::: Data section
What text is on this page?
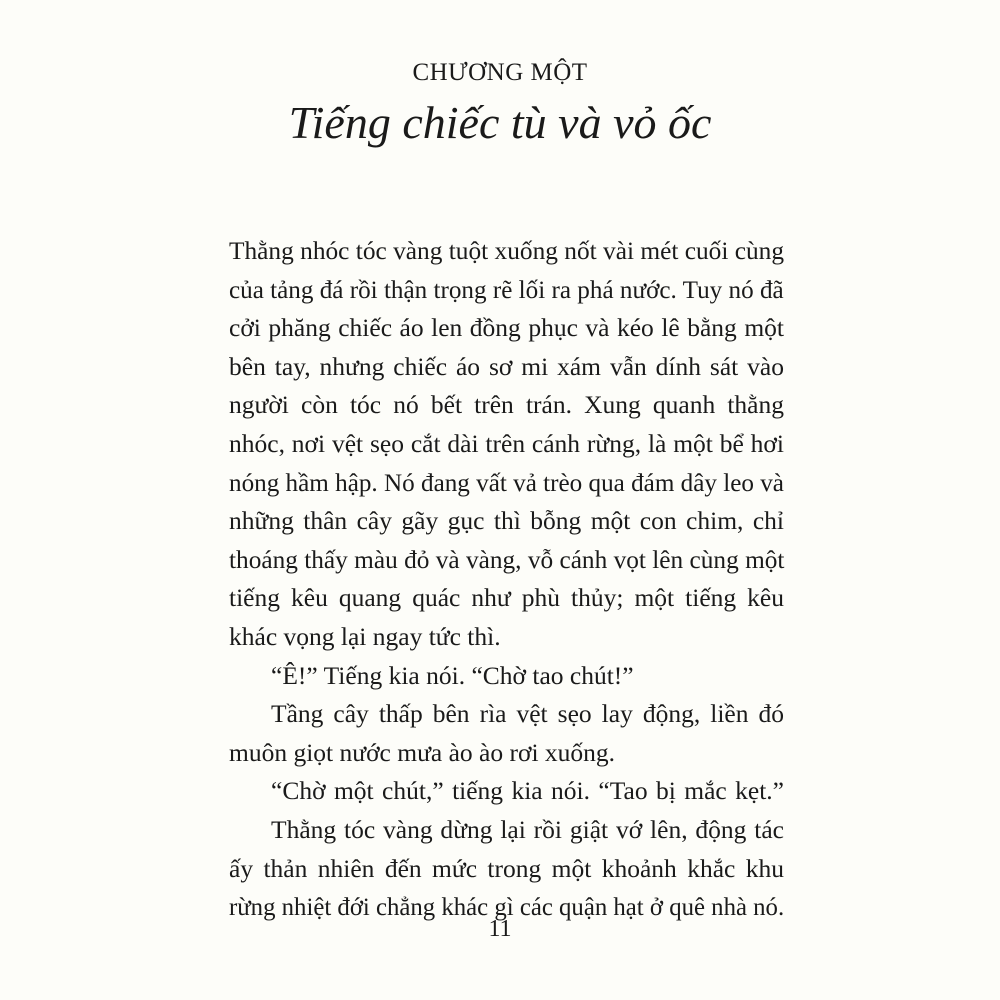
CHƯƠNG MỘT
Tiếng chiếc tù và vỏ ốc
Thằng nhóc tóc vàng tuột xuống nốt vài mét cuối cùng
của tảng đá rồi thận trọng rẽ lối ra phá nước. Tuy nó đã
cởi phăng chiếc áo len đồng phục và kéo lê bằng một
bên tay, nhưng chiếc áo sơ mi xám vẫn dính sát vào
người còn tóc nó bết trên trán. Xung quanh thằng
nhóc, nơi vệt sẹo cắt dài trên cánh rừng, là một bể hơi
nóng hầm hập. Nó đang vất vả trèo qua đám dây leo và
những thân cây gãy gục thì bỗng một con chim, chỉ
thoáng thấy màu đỏ và vàng, vỗ cánh vọt lên cùng một
tiếng kêu quang quác như phù thủy; một tiếng kêu
khác vọng lại ngay tức thì.
“Ê!” Tiếng kia nói. “Chờ tao chút!”
Tầng cây thấp bên rìa vệt sẹo lay động, liền đó
muôn giọt nước mưa ào ào rơi xuống.
“Chờ một chút,” tiếng kia nói. “Tao bị mắc kẹt.”
Thằng tóc vàng dừng lại rồi giật vớ lên, động tác
ấy thản nhiên đến mức trong một khoảnh khắc khu
rừng nhiệt đới chẳng khác gì các quận hạt ở quê nhà nó.
11
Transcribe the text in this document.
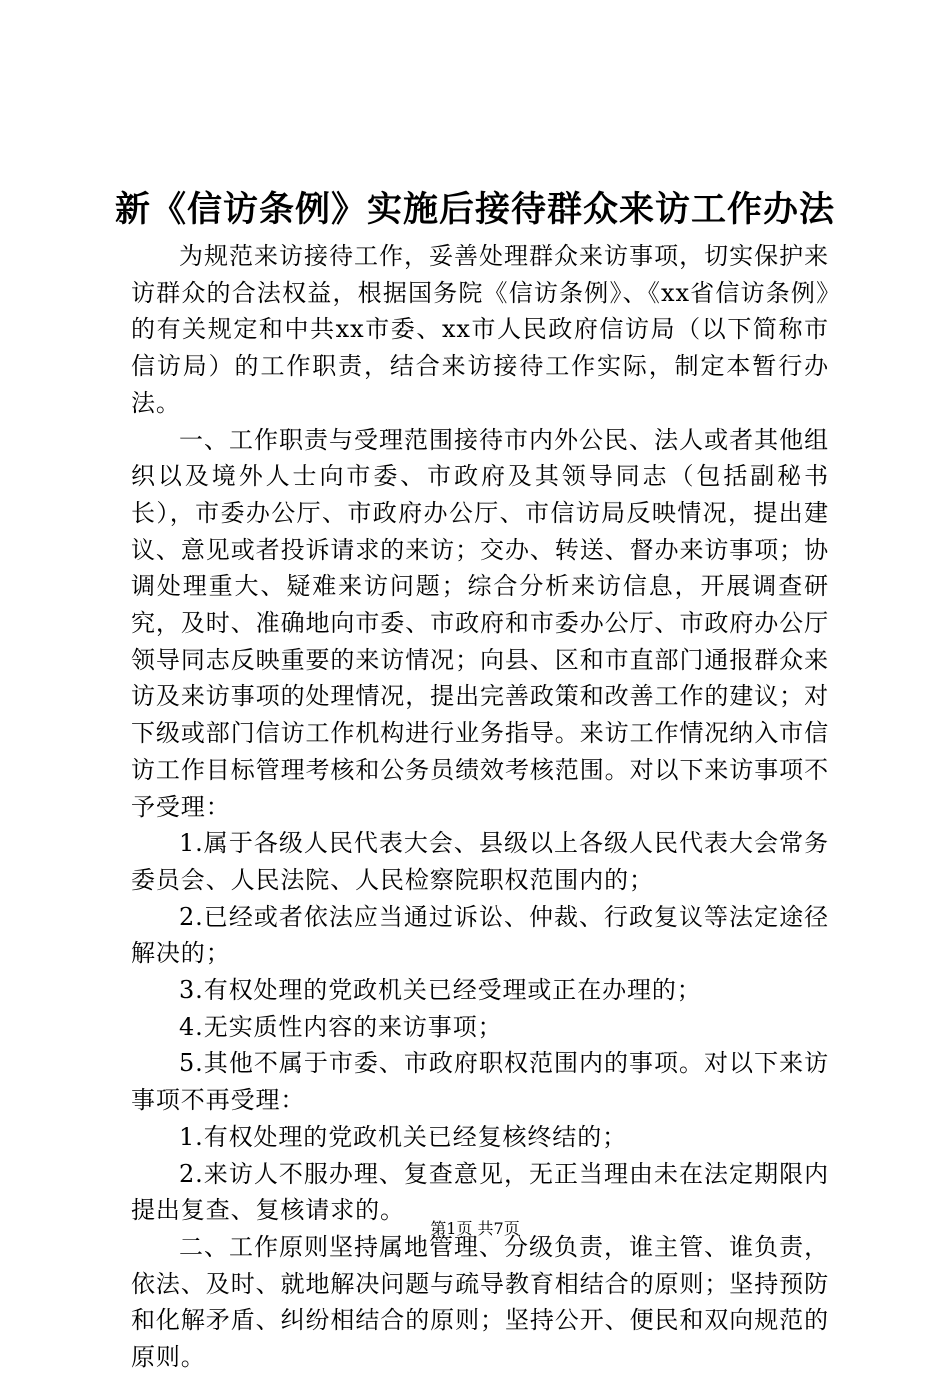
新《信访条例》实施后接待群众来访工作办法

为规范来访接待工作，妥善处理群众来访事项，切实保护来访群众的合法权益，根据国务院《信访条例》、《xx省信访条例》的有关规定和中共xx市委、xx市人民政府信访局（以下简称市信访局）的工作职责，结合来访接待工作实际，制定本暂行办法。

一、工作职责与受理范围接待市内外公民、法人或者其他组织以及境外人士向市委、市政府及其领导同志（包括副秘书长），市委办公厅、市政府办公厅、市信访局反映情况，提出建议、意见或者投诉请求的来访；交办、转送、督办来访事项；协调处理重大、疑难来访问题；综合分析来访信息，开展调查研究，及时、准确地向市委、市政府和市委办公厅、市政府办公厅领导同志反映重要的来访情况；向县、区和市直部门通报群众来访及来访事项的处理情况，提出完善政策和改善工作的建议；对下级或部门信访工作机构进行业务指导。来访工作情况纳入市信访工作目标管理考核和公务员绩效考核范围。对以下来访事项不予受理：

1.属于各级人民代表大会、县级以上各级人民代表大会常务委员会、人民法院、人民检察院职权范围内的；

2.已经或者依法应当通过诉讼、仲裁、行政复议等法定途径解决的；

3.有权处理的党政机关已经受理或正在办理的；

4.无实质性内容的来访事项；

5.其他不属于市委、市政府职权范围内的事项。对以下来访事项不再受理：

1.有权处理的党政机关已经复核终结的；

2.来访人不服办理、复查意见，无正当理由未在法定期限内提出复查、复核请求的。

二、工作原则坚持属地管理、分级负责，谁主管、谁负责，依法、及时、就地解决问题与疏导教育相结合的原则；坚持预防和化解矛盾、纠纷相结合的原则；坚持公开、便民和双向规范的原则。

第1页 共7页
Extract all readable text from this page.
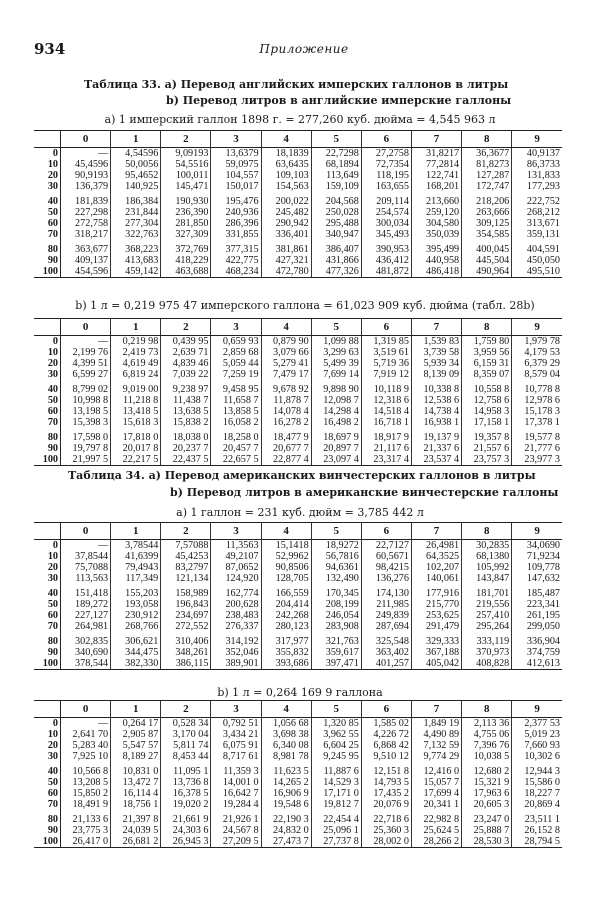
934	Приложение
Таблица 33. a) Перевод английских имперских галлонов в литры
b) Перевод литров в английские имперские галлоны
a) 1 имперский галлон 1898 г. = 277,260 куб. дюйма = 4,545 963 л
	0	1	2	3	4	5	6	7	8	9
0	—	4,54596	9,09193	13,6379	18,1839	22,7298	27,2758	31,8217	36,3677	40,9137
10	45,4596	50,0056	54,5516	59,0975	63,6435	68,1894	72,7354	77,2814	81,8273	86,3733
20	90,9193	95,4652	100,011	104,557	109,103	113,649	118,195	122,741	127,287	131,833
30	136,379	140,925	145,471	150,017	154,563	159,109	163,655	168,201	172,747	177,293
40	181,839	186,384	190,930	195,476	200,022	204,568	209,114	213,660	218,206	222,752
50	227,298	231,844	236,390	240,936	245,482	250,028	254,574	259,120	263,666	268,212
60	272,758	277,304	281,850	286,396	290,942	295,488	300,034	304,580	309,125	313,671
70	318,217	322,763	327,309	331,855	336,401	340,947	345,493	350,039	354,585	359,131
80	363,677	368,223	372,769	377,315	381,861	386,407	390,953	395,499	400,045	404,591
90	409,137	413,683	418,229	422,775	427,321	431,866	436,412	440,958	445,504	450,050
100	454,596	459,142	463,688	468,234	472,780	477,326	481,872	486,418	490,964	495,510
b) 1 л = 0,219 975 47 имперского галлона = 61,023 909 куб. дюйма (табл. 28b)
	0	1	2	3	4	5	6	7	8	9
0	—	0,219 98	0,439 95	0,659 93	0,879 90	1,099 88	1,319 85	1,539 83	1,759 80	1,979 78
10	2,199 76	2,419 73	2,639 71	2,859 68	3,079 66	3,299 63	3,519 61	3,739 58	3,959 56	4,179 53
20	4,399 51	4,619 49	4,839 46	5,059 44	5,279 41	5,499 39	5,719 36	5,939 34	6,159 31	6,379 29
30	6,599 27	6,819 24	7,039 22	7,259 19	7,479 17	7,699 14	7,919 12	8,139 09	8,359 07	8,579 04
40	8,799 02	9,019 00	9,238 97	9,458 95	9,678 92	9,898 90	10,118 9	10,338 8	10,558 8	10,778 8
50	10,998 8	11,218 8	11,438 7	11,658 7	11,878 7	12,098 7	12,318 6	12,538 6	12,758 6	12,978 6
60	13,198 5	13,418 5	13,638 5	13,858 5	14,078 4	14,298 4	14,518 4	14,738 4	14,958 3	15,178 3
70	15,398 3	15,618 3	15,838 2	16,058 2	16,278 2	16,498 2	16,718 1	16,938 1	17,158 1	17,378 1
80	17,598 0	17,818 0	18,038 0	18,258 0	18,477 9	18,697 9	18,917 9	19,137 9	19,357 8	19,577 8
90	19,797 8	20,017 8	20,237 7	20,457 7	20,677 7	20,897 7	21,117 6	21,337 6	21,557 6	21,777 6
100	21,997 5	22,217 5	22,437 5	22,657 5	22,877 4	23,097 4	23,317 4	23,537 4	23,757 3	23,977 3
Таблица 34. a) Перевод американских винчестерских галлонов в литры
b) Перевод литров в американские винчестерские галлоны
a) 1 галлон = 231 куб. дюйм = 3,785 442 л
	0	1	2	3	4	5	6	7	8	9
0	—	3,78544	7,57088	11,3563	15,1418	18,9272	22,7127	26,4981	30,2835	34,0690
10	37,8544	41,6399	45,4253	49,2107	52,9962	56,7816	60,5671	64,3525	68,1380	71,9234
20	75,7088	79,4943	83,2797	87,0652	90,8506	94,6361	98,4215	102,207	105,992	109,778
30	113,563	117,349	121,134	124,920	128,705	132,490	136,276	140,061	143,847	147,632
40	151,418	155,203	158,989	162,774	166,559	170,345	174,130	177,916	181,701	185,487
50	189,272	193,058	196,843	200,628	204,414	208,199	211,985	215,770	219,556	223,341
60	227,127	230,912	234,697	238,483	242,268	246,054	249,839	253,625	257,410	261,195
70	264,981	268,766	272,552	276,337	280,123	283,908	287,694	291,479	295,264	299,050
80	302,835	306,621	310,406	314,192	317,977	321,763	325,548	329,333	333,119	336,904
90	340,690	344,475	348,261	352,046	355,832	359,617	363,402	367,188	370,973	374,759
100	378,544	382,330	386,115	389,901	393,686	397,471	401,257	405,042	408,828	412,613
b) 1 л = 0,264 169 9 галлона
	0	1	2	3	4	5	6	7	8	9
0	—	0,264 17	0,528 34	0,792 51	1,056 68	1,320 85	1,585 02	1,849 19	2,113 36	2,377 53
10	2,641 70	2,905 87	3,170 04	3,434 21	3,698 38	3,962 55	4,226 72	4,490 89	4,755 06	5,019 23
20	5,283 40	5,547 57	5,811 74	6,075 91	6,340 08	6,604 25	6,868 42	7,132 59	7,396 76	7,660 93
30	7,925 10	8,189 27	8,453 44	8,717 61	8,981 78	9,245 95	9,510 12	9,774 29	10,038 5	10,302 6
40	10,566 8	10,831 0	11,095 1	11,359 3	11,623 5	11,887 6	12,151 8	12,416 0	12,680 2	12,944 3
50	13,208 5	13,472 7	13,736 8	14,001 0	14,265 2	14,529 3	14,793 5	15,057 7	15,321 9	15,586 0
60	15,850 2	16,114 4	16,378 5	16,642 7	16,906 9	17,171 0	17,435 2	17,699 4	17,963 6	18,227 7
70	18,491 9	18,756 1	19,020 2	19,284 4	19,548 6	19,812 7	20,076 9	20,341 1	20,605 3	20,869 4
80	21,133 6	21,397 8	21,661 9	21,926 1	22,190 3	22,454 4	22,718 6	22,982 8	23,247 0	23,511 1
90	23,775 3	24,039 5	24,303 6	24,567 8	24,832 0	25,096 1	25,360 3	25,624 5	25,888 7	26,152 8
100	26,417 0	26,681 2	26,945 3	27,209 5	27,473 7	27,737 8	28,002 0	28,266 2	28,530 3	28,794 5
::::::
» Your goal
Across the data, tally the lines containing "nhóc" and give back the number alone.

» Exercise answer
2